§ **WORK TO BE COMPLETED**: Establish how many lines in the material include the string "Aerial" and report it as a lone number.

§ **MATERIALS PROVIDED**:
▬▬▬▬▬▬▬▬▬▬

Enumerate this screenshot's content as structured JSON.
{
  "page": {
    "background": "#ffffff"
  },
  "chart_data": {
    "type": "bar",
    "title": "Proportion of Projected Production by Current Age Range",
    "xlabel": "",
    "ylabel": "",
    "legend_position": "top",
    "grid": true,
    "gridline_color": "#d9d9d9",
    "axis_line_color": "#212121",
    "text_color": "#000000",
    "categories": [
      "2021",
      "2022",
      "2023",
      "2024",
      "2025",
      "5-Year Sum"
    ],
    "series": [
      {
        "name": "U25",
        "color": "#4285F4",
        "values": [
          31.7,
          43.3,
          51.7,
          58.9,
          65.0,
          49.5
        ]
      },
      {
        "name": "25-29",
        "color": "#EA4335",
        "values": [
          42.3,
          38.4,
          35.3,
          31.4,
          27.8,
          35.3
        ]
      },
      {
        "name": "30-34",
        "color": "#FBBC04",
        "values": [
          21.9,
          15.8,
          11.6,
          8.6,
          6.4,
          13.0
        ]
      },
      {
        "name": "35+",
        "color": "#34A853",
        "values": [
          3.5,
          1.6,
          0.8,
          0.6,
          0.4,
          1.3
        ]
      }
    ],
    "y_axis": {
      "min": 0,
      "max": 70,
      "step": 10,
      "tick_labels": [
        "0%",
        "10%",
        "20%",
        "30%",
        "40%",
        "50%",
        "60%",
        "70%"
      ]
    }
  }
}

▬▬▬▬▬▬▬▬▬▬

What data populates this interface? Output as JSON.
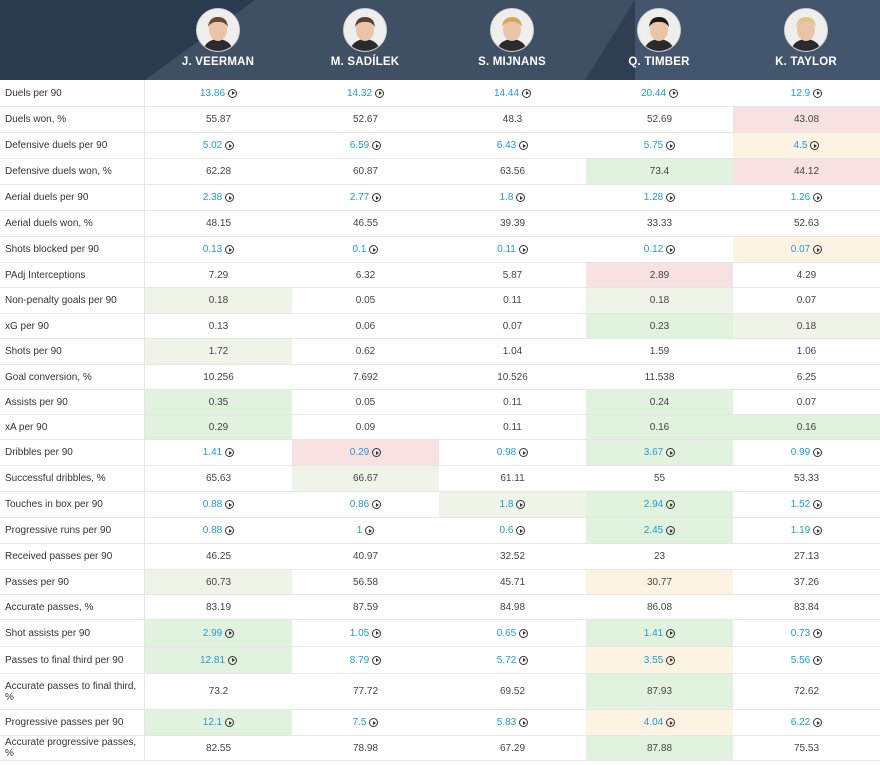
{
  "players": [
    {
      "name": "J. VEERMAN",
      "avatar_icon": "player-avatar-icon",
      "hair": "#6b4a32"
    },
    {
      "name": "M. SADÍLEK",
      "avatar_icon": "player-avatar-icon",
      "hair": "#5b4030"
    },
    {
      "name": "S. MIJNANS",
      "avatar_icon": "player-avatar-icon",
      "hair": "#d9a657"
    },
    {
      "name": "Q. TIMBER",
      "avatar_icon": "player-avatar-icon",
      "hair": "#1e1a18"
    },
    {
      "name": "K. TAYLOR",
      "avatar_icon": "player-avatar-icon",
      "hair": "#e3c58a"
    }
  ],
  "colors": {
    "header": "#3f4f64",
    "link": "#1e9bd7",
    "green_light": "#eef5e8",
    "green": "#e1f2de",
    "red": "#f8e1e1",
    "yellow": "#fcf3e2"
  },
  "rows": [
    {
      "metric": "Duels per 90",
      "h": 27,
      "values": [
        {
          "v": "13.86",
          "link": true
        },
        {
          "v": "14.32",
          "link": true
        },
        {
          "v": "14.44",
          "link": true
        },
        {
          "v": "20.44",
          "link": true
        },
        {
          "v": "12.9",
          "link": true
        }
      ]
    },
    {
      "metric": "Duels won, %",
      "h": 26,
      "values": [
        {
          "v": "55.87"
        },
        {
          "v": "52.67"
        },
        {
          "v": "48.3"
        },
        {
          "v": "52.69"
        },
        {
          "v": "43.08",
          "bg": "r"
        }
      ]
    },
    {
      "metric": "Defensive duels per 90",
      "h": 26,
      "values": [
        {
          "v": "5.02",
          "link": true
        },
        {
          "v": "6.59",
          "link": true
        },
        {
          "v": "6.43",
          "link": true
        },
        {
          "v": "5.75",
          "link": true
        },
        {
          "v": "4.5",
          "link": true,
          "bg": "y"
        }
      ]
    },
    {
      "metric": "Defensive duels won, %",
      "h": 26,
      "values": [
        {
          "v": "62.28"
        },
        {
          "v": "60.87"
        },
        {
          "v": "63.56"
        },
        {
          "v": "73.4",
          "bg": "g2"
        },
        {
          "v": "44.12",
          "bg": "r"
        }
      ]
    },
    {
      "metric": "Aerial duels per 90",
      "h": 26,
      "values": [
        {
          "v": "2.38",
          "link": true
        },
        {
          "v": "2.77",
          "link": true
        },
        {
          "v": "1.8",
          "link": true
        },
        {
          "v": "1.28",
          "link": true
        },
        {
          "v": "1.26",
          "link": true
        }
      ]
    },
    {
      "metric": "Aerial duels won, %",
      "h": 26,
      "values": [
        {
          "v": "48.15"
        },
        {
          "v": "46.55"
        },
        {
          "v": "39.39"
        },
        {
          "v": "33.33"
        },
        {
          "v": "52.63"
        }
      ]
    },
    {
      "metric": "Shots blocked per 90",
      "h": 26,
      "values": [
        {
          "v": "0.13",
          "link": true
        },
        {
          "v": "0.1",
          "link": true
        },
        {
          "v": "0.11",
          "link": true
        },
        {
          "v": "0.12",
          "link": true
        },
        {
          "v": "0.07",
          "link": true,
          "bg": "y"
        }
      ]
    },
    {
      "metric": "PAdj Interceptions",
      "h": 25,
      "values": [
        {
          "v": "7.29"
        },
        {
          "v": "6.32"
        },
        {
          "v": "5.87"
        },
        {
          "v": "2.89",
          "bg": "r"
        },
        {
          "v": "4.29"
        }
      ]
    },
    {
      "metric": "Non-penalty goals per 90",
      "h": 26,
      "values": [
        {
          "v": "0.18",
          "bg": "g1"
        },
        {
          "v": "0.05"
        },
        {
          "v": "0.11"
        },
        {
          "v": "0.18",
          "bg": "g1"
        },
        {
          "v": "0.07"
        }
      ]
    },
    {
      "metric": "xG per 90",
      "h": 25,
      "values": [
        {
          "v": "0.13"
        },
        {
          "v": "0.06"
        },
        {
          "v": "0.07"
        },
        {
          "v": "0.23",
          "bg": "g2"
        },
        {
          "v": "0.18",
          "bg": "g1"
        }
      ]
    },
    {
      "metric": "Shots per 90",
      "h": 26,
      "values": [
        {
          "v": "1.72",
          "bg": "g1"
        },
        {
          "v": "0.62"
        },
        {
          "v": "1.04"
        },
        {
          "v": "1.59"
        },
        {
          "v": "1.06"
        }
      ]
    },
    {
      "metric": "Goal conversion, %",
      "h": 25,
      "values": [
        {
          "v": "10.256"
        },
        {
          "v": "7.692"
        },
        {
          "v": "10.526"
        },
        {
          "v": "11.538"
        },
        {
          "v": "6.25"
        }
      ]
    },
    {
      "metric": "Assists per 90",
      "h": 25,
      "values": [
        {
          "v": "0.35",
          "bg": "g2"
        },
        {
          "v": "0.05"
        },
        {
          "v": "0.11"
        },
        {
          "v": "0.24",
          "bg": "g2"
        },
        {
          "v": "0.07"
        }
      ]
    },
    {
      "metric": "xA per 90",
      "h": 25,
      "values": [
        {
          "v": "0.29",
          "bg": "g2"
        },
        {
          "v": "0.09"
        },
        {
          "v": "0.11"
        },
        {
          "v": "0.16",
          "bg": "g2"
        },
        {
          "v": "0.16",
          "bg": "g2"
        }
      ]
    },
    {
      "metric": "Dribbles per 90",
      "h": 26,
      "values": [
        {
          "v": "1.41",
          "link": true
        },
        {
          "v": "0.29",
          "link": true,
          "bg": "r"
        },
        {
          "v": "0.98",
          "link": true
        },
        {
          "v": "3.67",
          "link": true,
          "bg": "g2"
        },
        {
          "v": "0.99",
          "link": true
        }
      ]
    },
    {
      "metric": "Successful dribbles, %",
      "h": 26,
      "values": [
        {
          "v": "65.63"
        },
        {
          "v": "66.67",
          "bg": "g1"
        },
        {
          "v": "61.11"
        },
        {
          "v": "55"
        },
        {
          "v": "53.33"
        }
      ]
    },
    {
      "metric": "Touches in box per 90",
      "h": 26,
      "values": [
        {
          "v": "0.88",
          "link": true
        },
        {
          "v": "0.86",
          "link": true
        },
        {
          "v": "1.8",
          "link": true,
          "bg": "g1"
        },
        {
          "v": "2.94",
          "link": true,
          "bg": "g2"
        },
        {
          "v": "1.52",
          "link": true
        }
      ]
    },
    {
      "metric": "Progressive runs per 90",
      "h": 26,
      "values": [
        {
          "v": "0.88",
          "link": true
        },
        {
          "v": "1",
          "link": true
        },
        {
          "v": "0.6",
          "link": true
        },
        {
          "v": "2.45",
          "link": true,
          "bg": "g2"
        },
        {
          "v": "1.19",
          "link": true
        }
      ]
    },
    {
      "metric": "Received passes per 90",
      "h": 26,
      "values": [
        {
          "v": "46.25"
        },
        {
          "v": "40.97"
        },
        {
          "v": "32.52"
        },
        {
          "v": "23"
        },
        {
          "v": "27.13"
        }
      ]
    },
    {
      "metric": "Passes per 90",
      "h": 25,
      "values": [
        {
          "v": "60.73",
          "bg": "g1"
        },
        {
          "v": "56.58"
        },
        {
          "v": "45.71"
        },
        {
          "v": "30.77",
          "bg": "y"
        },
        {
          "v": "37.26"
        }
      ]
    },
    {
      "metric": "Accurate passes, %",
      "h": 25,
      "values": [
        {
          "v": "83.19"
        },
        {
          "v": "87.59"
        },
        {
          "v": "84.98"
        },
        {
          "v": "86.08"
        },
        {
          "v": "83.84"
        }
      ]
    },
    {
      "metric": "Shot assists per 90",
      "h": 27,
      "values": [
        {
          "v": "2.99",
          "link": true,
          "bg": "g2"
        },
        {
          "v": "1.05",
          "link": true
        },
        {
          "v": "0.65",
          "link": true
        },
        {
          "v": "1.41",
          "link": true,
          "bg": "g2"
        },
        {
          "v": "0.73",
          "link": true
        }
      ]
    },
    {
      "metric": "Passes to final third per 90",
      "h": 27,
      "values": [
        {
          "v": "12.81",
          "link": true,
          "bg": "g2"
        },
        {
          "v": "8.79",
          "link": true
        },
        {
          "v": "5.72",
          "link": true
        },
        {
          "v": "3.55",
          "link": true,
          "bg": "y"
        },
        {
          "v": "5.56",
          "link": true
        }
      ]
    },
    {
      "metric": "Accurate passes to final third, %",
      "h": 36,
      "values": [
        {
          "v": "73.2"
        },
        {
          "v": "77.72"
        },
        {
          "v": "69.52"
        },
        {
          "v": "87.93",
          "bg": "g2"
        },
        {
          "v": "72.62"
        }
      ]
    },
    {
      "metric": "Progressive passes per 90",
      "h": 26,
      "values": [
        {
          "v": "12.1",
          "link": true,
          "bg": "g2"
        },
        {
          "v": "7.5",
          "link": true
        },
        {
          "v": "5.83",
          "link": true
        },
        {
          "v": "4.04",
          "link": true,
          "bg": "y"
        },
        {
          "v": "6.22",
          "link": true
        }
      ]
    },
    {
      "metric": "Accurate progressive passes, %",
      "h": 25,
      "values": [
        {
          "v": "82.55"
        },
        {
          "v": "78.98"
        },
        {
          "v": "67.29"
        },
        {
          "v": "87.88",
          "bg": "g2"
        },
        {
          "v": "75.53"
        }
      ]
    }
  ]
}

▬▬▬▬▬▬▬▬▬▬

§ **THE RESPONSE**: 2